BEGIN

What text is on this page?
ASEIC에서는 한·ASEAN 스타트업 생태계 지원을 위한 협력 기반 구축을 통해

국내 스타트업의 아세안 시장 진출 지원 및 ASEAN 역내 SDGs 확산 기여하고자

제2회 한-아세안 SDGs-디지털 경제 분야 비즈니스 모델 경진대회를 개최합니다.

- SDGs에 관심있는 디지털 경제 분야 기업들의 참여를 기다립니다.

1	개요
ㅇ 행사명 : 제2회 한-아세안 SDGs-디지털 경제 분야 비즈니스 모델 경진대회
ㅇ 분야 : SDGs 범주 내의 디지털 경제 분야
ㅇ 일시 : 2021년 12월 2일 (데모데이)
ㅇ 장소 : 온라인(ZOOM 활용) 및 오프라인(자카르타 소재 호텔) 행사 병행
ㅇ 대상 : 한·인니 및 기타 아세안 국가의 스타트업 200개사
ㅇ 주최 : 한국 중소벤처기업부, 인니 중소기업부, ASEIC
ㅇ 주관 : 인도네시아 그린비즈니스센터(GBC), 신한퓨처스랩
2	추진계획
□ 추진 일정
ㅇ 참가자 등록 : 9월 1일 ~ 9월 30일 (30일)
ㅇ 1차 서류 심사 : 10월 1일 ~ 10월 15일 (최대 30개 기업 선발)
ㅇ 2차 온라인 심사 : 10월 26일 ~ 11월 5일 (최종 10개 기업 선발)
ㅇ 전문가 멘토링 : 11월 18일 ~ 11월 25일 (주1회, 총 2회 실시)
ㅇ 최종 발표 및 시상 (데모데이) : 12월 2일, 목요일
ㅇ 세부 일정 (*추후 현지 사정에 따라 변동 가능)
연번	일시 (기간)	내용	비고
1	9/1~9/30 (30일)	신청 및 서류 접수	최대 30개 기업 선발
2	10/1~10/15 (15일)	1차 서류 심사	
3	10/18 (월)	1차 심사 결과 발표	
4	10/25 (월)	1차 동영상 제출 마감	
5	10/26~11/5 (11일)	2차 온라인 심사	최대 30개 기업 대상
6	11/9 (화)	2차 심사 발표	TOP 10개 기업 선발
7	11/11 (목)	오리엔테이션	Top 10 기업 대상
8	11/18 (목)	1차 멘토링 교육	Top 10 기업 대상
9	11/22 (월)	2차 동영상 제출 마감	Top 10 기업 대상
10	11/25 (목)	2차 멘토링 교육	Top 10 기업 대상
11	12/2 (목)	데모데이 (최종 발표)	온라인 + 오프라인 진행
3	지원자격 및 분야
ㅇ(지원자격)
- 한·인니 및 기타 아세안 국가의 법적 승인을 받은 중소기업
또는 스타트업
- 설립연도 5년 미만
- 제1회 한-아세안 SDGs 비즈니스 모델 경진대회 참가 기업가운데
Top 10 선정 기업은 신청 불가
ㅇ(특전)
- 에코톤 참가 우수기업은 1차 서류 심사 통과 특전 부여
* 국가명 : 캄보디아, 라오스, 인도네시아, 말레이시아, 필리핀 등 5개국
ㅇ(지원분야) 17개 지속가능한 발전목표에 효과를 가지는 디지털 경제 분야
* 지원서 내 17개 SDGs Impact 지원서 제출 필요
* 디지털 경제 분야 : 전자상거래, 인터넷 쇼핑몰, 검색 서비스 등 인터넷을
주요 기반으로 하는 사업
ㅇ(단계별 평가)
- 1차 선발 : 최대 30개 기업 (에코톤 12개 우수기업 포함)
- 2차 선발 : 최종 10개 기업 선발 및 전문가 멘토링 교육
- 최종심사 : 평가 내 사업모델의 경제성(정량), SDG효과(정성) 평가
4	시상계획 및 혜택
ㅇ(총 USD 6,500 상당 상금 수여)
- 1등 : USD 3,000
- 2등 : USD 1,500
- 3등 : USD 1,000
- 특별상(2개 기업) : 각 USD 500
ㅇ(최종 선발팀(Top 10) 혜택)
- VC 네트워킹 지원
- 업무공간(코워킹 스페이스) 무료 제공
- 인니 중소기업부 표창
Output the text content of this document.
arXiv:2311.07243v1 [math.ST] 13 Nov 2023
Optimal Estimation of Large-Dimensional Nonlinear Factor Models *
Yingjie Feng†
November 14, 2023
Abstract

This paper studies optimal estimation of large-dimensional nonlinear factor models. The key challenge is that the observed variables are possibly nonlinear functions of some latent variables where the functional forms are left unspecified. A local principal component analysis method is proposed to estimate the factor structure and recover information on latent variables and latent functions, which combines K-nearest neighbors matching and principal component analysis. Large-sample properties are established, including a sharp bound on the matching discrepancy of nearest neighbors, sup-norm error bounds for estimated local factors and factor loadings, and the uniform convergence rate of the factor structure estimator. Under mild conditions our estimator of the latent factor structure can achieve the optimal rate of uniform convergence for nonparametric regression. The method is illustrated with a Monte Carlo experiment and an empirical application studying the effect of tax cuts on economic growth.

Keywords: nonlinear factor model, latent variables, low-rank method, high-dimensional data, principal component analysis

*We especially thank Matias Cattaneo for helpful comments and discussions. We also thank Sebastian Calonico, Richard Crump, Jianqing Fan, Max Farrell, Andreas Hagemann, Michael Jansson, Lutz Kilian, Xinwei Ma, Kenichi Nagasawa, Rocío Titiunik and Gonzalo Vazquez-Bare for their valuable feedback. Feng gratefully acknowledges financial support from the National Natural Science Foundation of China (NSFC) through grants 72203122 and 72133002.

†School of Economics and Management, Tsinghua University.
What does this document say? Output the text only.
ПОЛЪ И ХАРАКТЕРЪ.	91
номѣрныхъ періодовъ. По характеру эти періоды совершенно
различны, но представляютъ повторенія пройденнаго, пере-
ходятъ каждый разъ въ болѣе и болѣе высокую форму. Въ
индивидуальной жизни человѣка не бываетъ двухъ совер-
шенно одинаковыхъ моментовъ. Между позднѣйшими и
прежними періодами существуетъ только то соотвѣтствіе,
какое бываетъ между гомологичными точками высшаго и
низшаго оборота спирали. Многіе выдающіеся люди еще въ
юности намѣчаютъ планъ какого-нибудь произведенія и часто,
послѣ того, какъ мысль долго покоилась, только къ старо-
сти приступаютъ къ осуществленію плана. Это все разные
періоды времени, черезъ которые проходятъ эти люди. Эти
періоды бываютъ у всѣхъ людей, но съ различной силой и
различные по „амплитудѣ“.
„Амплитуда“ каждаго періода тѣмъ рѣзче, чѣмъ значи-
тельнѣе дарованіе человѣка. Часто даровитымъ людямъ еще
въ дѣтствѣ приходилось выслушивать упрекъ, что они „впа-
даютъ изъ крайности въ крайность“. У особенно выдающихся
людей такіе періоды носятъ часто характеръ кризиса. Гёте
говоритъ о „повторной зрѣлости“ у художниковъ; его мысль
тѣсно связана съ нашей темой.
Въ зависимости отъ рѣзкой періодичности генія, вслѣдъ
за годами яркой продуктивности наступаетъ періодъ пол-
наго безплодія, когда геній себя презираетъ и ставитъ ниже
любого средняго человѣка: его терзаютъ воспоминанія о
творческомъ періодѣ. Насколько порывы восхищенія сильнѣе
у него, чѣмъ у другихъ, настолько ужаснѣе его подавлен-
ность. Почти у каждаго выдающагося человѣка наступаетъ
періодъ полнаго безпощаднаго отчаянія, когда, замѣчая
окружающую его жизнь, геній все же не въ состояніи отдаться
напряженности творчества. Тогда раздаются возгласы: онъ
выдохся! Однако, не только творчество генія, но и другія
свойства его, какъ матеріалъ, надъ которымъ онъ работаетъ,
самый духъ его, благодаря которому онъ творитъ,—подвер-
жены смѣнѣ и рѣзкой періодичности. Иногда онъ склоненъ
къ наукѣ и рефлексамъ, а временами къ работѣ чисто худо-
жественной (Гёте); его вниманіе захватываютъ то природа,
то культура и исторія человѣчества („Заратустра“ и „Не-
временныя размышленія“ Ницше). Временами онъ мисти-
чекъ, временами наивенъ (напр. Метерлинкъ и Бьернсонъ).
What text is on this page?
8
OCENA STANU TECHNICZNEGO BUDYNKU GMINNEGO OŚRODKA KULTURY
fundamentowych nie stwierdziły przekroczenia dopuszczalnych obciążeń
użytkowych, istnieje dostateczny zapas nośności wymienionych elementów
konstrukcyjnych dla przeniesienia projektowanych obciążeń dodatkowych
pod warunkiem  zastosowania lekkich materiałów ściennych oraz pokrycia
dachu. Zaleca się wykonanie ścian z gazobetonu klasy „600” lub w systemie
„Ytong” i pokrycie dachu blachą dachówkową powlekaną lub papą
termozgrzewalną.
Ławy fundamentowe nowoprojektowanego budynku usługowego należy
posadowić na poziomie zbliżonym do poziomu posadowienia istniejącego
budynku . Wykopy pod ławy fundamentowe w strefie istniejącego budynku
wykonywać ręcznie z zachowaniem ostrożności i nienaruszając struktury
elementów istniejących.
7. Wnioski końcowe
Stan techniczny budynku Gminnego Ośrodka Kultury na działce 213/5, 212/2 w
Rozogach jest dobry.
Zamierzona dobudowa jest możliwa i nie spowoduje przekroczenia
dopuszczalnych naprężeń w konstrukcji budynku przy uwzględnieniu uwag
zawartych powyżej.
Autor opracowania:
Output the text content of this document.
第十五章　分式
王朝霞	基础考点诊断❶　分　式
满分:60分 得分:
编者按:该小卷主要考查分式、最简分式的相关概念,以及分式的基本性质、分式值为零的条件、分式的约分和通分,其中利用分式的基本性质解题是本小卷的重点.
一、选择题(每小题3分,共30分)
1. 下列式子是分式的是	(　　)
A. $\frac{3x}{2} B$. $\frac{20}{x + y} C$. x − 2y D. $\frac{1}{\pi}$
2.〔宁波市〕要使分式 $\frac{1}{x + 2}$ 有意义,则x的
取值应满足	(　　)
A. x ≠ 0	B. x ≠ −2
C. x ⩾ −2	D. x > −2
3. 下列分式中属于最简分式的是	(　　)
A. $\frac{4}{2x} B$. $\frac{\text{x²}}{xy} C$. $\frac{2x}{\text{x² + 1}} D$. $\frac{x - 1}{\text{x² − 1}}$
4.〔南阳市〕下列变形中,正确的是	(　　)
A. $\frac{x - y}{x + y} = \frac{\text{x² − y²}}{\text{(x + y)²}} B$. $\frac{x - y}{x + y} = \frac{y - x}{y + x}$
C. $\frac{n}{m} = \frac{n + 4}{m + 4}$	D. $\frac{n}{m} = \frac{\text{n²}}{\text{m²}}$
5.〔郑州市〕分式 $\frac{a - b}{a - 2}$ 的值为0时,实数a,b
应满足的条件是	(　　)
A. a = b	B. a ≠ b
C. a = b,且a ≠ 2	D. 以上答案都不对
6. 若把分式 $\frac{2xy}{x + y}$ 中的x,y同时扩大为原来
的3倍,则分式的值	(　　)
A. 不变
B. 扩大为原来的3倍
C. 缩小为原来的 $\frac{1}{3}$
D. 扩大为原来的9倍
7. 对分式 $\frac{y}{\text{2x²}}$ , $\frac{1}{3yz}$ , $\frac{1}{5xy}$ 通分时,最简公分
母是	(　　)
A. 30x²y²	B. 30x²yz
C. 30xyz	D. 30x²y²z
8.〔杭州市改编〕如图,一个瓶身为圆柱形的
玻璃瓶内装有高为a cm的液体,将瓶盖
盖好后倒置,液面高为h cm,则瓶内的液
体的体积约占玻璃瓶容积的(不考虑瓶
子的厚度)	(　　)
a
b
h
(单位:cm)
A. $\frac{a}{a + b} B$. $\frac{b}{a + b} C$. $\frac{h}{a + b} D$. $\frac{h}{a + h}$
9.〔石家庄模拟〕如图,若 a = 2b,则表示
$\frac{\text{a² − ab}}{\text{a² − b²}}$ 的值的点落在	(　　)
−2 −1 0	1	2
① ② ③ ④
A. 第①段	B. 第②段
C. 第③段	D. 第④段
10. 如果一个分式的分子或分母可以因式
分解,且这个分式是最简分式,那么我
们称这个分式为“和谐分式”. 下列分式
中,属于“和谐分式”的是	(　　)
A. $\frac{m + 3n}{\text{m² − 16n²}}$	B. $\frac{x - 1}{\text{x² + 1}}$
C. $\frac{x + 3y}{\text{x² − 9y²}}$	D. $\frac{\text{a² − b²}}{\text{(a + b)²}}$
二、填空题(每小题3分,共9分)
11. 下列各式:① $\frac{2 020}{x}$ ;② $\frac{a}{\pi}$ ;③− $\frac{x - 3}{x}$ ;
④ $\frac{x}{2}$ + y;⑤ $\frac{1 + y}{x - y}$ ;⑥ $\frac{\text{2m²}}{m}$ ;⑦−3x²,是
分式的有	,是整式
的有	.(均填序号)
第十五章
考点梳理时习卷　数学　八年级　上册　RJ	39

END

Go through the material line by line. Show each line that contains the string "인도네시아".

→ Full output
ㅇ 주관 : 인도네시아 그린비즈니스센터(GBC), 신한퓨처스랩
* 국가명 : 캄보디아, 라오스, 인도네시아, 말레이시아, 필리핀 등 5개국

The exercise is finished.